EXERCISE:
From the entries that follow, extract each line holding the string "Vacation".

RECORDS TO PROCESS:
# # # # #

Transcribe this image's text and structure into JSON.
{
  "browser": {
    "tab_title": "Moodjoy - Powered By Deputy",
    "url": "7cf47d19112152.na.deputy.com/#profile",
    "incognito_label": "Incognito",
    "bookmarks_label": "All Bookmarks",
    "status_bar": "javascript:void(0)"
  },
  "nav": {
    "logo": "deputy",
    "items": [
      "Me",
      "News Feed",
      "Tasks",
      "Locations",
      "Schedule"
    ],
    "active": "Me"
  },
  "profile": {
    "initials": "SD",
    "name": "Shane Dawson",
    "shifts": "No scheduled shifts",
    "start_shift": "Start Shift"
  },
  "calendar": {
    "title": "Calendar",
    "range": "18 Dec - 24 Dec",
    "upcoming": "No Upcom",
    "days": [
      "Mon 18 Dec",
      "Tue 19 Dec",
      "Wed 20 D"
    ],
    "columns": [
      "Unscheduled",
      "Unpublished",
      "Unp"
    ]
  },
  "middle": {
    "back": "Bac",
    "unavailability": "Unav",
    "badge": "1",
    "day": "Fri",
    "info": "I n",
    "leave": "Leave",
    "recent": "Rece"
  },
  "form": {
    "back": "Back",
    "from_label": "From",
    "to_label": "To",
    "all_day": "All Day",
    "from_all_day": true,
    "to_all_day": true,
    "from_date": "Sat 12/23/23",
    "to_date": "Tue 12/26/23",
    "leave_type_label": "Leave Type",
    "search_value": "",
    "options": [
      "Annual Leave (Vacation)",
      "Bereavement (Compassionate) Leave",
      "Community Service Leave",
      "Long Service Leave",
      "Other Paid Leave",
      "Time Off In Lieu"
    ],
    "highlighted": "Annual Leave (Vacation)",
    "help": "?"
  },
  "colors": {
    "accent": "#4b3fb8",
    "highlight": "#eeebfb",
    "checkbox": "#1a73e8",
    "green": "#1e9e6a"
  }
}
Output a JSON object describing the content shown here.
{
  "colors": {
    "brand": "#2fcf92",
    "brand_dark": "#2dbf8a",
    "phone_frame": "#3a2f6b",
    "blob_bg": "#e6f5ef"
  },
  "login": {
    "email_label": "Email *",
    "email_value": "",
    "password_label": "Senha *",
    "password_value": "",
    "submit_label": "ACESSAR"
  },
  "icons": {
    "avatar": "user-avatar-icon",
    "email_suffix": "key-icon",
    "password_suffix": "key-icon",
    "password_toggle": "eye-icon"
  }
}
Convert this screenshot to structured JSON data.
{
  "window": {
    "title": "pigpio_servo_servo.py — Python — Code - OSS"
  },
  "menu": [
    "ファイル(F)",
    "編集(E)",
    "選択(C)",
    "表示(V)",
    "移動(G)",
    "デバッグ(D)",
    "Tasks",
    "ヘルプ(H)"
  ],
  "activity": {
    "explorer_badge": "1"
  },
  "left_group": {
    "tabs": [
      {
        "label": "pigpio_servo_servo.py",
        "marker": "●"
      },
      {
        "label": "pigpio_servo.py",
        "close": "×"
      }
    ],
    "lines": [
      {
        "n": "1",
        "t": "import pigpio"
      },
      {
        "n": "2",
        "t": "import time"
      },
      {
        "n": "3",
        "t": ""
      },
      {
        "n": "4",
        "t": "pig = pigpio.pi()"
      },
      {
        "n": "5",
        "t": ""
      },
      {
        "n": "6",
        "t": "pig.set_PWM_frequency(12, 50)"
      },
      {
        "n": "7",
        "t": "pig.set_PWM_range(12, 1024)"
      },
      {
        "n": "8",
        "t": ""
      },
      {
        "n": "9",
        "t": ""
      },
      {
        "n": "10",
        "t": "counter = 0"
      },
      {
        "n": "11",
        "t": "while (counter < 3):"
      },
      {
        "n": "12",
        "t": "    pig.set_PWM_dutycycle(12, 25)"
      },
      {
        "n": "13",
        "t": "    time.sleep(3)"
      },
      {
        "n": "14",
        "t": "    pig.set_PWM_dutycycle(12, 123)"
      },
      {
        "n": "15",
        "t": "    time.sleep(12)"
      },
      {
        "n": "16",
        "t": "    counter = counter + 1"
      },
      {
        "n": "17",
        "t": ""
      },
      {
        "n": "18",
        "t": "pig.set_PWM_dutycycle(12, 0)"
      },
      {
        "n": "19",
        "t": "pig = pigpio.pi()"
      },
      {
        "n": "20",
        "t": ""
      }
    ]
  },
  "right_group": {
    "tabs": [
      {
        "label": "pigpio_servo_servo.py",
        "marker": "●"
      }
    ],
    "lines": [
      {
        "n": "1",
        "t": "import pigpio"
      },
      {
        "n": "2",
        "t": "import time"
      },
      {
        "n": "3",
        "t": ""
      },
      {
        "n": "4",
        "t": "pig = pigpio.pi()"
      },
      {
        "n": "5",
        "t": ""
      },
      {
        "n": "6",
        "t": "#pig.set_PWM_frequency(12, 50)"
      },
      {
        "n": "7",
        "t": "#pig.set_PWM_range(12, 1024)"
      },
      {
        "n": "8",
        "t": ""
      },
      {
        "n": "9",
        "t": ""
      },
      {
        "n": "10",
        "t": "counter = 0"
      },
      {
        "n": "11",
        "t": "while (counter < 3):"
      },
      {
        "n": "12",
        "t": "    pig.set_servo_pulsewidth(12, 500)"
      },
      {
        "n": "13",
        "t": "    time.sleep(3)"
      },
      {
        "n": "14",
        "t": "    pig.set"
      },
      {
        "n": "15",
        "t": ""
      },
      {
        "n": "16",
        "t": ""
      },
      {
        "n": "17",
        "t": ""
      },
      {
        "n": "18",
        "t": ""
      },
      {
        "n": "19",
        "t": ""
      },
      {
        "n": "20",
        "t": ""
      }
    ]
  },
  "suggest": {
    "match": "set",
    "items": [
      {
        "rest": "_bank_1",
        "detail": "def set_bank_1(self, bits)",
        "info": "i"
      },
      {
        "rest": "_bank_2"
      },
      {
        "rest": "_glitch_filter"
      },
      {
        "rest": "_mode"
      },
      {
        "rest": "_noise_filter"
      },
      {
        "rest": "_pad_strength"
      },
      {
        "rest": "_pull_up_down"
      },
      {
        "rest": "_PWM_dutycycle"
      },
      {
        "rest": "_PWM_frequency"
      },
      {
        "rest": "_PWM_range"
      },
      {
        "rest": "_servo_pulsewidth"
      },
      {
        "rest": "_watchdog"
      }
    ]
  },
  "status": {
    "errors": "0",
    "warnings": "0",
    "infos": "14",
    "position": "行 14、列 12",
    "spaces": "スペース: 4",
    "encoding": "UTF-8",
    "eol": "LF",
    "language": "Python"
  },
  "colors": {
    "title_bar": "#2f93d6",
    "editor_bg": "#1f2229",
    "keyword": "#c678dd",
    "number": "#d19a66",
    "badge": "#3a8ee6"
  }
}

# # # # #

COMPLETED EXERCISE:
      "Annual Leave (Vacation)",
    "highlighted": "Annual Leave (Vacation)",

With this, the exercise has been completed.